Set exercise:
Output the data that follows exactly, line for line.
_ _ _ _ _ _ _
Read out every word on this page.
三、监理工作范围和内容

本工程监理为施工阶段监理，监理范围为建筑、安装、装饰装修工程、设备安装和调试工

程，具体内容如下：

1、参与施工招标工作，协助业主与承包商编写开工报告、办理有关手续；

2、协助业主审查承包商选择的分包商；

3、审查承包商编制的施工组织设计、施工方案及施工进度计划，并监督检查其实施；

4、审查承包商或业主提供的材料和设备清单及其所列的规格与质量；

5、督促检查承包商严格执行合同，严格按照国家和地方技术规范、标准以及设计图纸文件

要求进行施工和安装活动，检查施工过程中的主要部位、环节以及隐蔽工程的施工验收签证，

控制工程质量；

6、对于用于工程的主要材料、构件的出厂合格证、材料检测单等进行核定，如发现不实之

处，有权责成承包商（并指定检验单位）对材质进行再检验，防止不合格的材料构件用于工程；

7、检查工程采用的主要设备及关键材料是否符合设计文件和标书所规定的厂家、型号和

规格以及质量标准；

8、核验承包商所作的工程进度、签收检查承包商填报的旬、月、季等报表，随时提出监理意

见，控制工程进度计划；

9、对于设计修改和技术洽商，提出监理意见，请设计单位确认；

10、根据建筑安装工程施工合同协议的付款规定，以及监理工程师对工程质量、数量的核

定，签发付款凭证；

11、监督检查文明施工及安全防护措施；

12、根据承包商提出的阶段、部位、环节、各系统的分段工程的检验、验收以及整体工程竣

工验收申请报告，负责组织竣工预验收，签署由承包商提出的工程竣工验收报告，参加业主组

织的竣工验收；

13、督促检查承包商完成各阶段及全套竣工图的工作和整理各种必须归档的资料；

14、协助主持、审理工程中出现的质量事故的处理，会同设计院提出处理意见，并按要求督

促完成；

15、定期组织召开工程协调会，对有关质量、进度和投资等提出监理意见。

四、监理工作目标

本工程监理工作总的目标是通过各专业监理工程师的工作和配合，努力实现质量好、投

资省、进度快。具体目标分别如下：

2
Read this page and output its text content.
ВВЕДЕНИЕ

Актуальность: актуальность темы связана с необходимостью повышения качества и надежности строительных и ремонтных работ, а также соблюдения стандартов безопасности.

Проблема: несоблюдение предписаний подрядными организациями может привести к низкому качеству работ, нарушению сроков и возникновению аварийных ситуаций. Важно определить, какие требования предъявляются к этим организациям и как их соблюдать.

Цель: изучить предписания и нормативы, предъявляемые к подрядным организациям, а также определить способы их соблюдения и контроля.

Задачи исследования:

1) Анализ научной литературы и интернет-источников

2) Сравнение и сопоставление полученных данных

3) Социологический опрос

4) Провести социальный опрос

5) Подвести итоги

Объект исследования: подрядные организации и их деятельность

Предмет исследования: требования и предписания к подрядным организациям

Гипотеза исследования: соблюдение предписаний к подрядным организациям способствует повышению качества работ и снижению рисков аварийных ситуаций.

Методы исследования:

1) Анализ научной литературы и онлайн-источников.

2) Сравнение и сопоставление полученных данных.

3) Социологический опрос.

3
_ _ _ _ _ _ _
Response to this exercise:
Read out every word on this page.
三、监理工作范围和内容

本工程监理为施工阶段监理，监理范围为建筑、安装、装饰装修工程、设备安装和调试工

程，具体内容如下：

1、参与施工招标工作，协助业主与承包商编写开工报告、办理有关手续；

2、协助业主审查承包商选择的分包商；

3、审查承包商编制的施工组织设计、施工方案及施工进度计划，并监督检查其实施；

4、审查承包商或业主提供的材料和设备清单及其所列的规格与质量；

5、督促检查承包商严格执行合同，严格按照国家和地方技术规范、标准以及设计图纸文件

要求进行施工和安装活动，检查施工过程中的主要部位、环节以及隐蔽工程的施工验收签证，

控制工程质量；

6、对于用于工程的主要材料、构件的出厂合格证、材料检测单等进行核定，如发现不实之

处，有权责成承包商（并指定检验单位）对材质进行再检验，防止不合格的材料构件用于工程；

7、检查工程采用的主要设备及关键材料是否符合设计文件和标书所规定的厂家、型号和

规格以及质量标准；

8、核验承包商所作的工程进度、签收检查承包商填报的旬、月、季等报表，随时提出监理意

见，控制工程进度计划；

9、对于设计修改和技术洽商，提出监理意见，请设计单位确认；

10、根据建筑安装工程施工合同协议的付款规定，以及监理工程师对工程质量、数量的核

定，签发付款凭证；

11、监督检查文明施工及安全防护措施；

12、根据承包商提出的阶段、部位、环节、各系统的分段工程的检验、验收以及整体工程竣

工验收申请报告，负责组织竣工预验收，签署由承包商提出的工程竣工验收报告，参加业主组

织的竣工验收；

13、督促检查承包商完成各阶段及全套竣工图的工作和整理各种必须归档的资料；

14、协助主持、审理工程中出现的质量事故的处理，会同设计院提出处理意见，并按要求督

促完成；

15、定期组织召开工程协调会，对有关质量、进度和投资等提出监理意见。

四、监理工作目标

本工程监理工作总的目标是通过各专业监理工程师的工作和配合，努力实现质量好、投

资省、进度快。具体目标分别如下：

2
Read this page and output its text content.
ВВЕДЕНИЕ

Актуальность: актуальность темы связана с необходимостью повышения качества и надежности строительных и ремонтных работ, а также соблюдения стандартов безопасности.

Проблема: несоблюдение предписаний подрядными организациями может привести к низкому качеству работ, нарушению сроков и возникновению аварийных ситуаций. Важно определить, какие требования предъявляются к этим организациям и как их соблюдать.

Цель: изучить предписания и нормативы, предъявляемые к подрядным организациям, а также определить способы их соблюдения и контроля.

Задачи исследования:

1) Анализ научной литературы и интернет-источников

2) Сравнение и сопоставление полученных данных

3) Социологический опрос

4) Провести социальный опрос

5) Подвести итоги

Объект исследования: подрядные организации и их деятельность

Предмет исследования: требования и предписания к подрядным организациям

Гипотеза исследования: соблюдение предписаний к подрядным организациям способствует повышению качества работ и снижению рисков аварийных ситуаций.

Методы исследования:

1) Анализ научной литературы и онлайн-источников.

2) Сравнение и сопоставление полученных данных.

3) Социологический опрос.

3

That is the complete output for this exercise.